Extract
Karolina Szopa: Condemning the Persecuted: Nationality and Borders Bill (2021) and Its Compatibility with International Law

Introduction

In light of the ongoing migration issues, the UK’s government set out to reform the immigration system to make it fairer and more efficient, while aiming to tackle people smuggling and prevent unsafe routes to asylum. The Nationality and Borders Bill 2021, currently awaiting a second reading in the House of Lords, was introduced in July 2021 as a potential solution. 

The broad aims pursued by the government, on their face, could be seen as a welcome response to the growing issue of vulnerable individuals embarking on a dangerous and life-threatening journey to seek refuge in the UK. Unfortunately, the content of the Bill seems detached from its proclaimed aims. While maintaining that the reform will improve the safeguards offered to refugees, the government is surreptitiously placing barriers upon their protection.

Stated exercise 1
Return the stretch of the article on the Nationality and Borders Bill from "The broad aims" through "upon their protection.", copied word for word.
Stated exercise 2
Write the next part of the article on the Nationality and Borders Bill, picking up after its final sentence.
The data plays no part in this work.

Data excerpts

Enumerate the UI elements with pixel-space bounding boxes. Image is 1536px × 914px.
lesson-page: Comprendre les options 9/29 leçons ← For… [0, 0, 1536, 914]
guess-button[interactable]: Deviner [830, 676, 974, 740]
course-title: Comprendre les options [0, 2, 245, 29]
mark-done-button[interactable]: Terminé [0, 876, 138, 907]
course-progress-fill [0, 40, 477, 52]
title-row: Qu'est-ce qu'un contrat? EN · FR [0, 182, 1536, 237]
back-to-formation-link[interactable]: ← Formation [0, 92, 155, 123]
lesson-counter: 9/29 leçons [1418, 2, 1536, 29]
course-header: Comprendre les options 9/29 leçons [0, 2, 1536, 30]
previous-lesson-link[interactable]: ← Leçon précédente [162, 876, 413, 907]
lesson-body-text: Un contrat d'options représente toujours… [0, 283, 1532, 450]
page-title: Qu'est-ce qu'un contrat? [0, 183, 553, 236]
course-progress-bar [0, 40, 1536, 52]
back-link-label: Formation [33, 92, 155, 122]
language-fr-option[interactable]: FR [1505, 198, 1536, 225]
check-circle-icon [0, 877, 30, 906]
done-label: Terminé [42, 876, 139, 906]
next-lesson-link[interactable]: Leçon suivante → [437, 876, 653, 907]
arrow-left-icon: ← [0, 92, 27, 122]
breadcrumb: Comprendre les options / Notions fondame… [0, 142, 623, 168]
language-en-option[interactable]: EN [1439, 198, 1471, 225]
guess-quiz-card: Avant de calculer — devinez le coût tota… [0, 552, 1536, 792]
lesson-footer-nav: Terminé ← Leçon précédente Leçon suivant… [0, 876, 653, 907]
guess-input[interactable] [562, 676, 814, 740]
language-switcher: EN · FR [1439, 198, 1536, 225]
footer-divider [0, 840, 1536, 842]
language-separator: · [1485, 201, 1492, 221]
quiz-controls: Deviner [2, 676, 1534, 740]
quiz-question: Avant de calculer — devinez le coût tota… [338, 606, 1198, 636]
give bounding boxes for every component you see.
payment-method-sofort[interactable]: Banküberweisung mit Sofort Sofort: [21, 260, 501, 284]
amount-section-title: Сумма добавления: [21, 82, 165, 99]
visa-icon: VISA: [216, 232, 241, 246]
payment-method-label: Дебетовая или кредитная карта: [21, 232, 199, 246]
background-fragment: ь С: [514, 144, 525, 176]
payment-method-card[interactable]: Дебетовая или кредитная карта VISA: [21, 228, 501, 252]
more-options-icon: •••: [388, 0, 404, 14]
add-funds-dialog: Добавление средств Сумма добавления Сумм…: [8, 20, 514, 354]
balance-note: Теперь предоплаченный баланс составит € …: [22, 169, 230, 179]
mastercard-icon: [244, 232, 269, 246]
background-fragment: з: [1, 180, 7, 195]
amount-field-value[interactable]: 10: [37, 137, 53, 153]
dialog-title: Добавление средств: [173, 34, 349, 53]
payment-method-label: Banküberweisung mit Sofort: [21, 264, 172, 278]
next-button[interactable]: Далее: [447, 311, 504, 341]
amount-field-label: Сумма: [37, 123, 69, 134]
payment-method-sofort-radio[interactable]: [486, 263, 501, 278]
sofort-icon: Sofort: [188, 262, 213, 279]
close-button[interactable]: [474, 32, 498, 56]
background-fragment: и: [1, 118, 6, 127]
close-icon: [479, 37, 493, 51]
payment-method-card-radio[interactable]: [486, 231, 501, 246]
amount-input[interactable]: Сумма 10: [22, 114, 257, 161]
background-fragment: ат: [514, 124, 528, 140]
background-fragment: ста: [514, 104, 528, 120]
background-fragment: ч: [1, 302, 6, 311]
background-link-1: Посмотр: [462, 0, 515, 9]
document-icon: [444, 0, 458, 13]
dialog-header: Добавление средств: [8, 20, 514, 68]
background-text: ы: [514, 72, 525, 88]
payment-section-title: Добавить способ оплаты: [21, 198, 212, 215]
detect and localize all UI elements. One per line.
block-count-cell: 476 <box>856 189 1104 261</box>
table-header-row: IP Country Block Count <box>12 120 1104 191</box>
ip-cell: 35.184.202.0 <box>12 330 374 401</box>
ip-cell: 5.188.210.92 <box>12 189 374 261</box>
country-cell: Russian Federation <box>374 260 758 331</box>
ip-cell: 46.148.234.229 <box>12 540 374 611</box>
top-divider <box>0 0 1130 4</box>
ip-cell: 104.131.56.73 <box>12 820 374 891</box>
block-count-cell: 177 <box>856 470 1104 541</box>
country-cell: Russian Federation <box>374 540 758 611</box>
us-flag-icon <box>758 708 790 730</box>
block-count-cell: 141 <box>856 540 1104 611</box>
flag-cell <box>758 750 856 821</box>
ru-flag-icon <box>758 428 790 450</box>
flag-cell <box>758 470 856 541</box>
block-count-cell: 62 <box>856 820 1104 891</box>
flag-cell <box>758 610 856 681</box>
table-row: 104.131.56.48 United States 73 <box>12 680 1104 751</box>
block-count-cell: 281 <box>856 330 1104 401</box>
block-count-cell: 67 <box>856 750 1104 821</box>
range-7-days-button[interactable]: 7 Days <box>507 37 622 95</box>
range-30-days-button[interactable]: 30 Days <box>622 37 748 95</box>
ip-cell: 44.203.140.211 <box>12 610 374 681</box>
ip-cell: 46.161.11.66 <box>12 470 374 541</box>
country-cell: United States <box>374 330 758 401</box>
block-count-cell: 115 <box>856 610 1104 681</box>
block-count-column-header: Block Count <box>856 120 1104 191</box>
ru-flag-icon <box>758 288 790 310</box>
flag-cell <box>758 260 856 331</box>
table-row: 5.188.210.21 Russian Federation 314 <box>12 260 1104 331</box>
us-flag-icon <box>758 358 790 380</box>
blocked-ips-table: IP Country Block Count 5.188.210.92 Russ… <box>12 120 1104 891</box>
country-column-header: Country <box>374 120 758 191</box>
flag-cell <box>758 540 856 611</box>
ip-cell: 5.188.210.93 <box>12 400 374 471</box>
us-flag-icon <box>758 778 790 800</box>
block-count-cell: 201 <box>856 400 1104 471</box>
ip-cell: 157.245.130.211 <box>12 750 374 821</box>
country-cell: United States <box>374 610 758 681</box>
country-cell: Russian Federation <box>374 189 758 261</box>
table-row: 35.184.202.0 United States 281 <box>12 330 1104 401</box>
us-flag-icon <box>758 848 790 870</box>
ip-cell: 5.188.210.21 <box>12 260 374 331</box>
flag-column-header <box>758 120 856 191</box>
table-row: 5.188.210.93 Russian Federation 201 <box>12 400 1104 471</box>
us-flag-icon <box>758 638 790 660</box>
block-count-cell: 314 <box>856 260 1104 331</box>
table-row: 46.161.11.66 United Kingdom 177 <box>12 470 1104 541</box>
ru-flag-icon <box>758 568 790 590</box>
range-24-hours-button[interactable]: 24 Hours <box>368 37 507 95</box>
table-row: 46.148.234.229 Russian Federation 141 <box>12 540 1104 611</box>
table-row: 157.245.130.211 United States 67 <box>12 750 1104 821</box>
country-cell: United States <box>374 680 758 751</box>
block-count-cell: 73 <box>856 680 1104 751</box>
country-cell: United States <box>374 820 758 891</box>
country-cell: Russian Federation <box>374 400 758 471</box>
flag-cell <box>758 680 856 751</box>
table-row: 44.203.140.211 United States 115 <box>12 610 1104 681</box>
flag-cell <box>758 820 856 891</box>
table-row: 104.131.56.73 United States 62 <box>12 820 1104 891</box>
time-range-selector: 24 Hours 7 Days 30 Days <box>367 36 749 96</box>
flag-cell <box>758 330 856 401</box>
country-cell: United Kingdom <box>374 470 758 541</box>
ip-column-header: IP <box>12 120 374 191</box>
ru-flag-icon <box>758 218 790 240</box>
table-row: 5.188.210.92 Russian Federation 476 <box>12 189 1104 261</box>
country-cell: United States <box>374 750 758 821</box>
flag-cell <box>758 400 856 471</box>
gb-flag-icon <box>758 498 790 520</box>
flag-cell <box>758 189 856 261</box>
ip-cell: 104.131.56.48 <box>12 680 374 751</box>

Expected output 1
The broad aims pursued by the government, on their face, could be seen as a welcome response to the growing issue of vulnerable individuals embarking on a dangerous and life-threatening journey to seek refuge in the UK. Unfortunately, the content of the Bill seems detached from its proclaimed aims. While maintaining that the reform will improve the safeguards offered to refugees, the government is surreptitiously placing barriers upon their protection.

Expected output 2
This raises a critical question of whether such changes remain compatible with the UK’s existing obligations under international law. In particular, the 1951 Refugee Convention, which stands as a key authority on the legal obligations amongst the international community towards refugees. 70 years ago, the UK played a significant role in drafting the Treaty, which adds gravity to the question over whether the Nationality and Borders Bill amounts to a defiance of its key provisions.

All the proposals made require more extensive coverage, which will not be possible in this blog post. Instead, the focus will be on the central premise introduced in the Bill of two categories of refugees and whether the differential treatment of Group 2 refugees remains in conformity with the standards set out in the 1951 Convention, as well as the UK’s obligations under the European Convention on Human Rights (ECHR). It will be shown that, in its current form, the Bill not only fails to achieve its proclaimed aim of improving the immigration system, but it also falls short of meeting the international law standards.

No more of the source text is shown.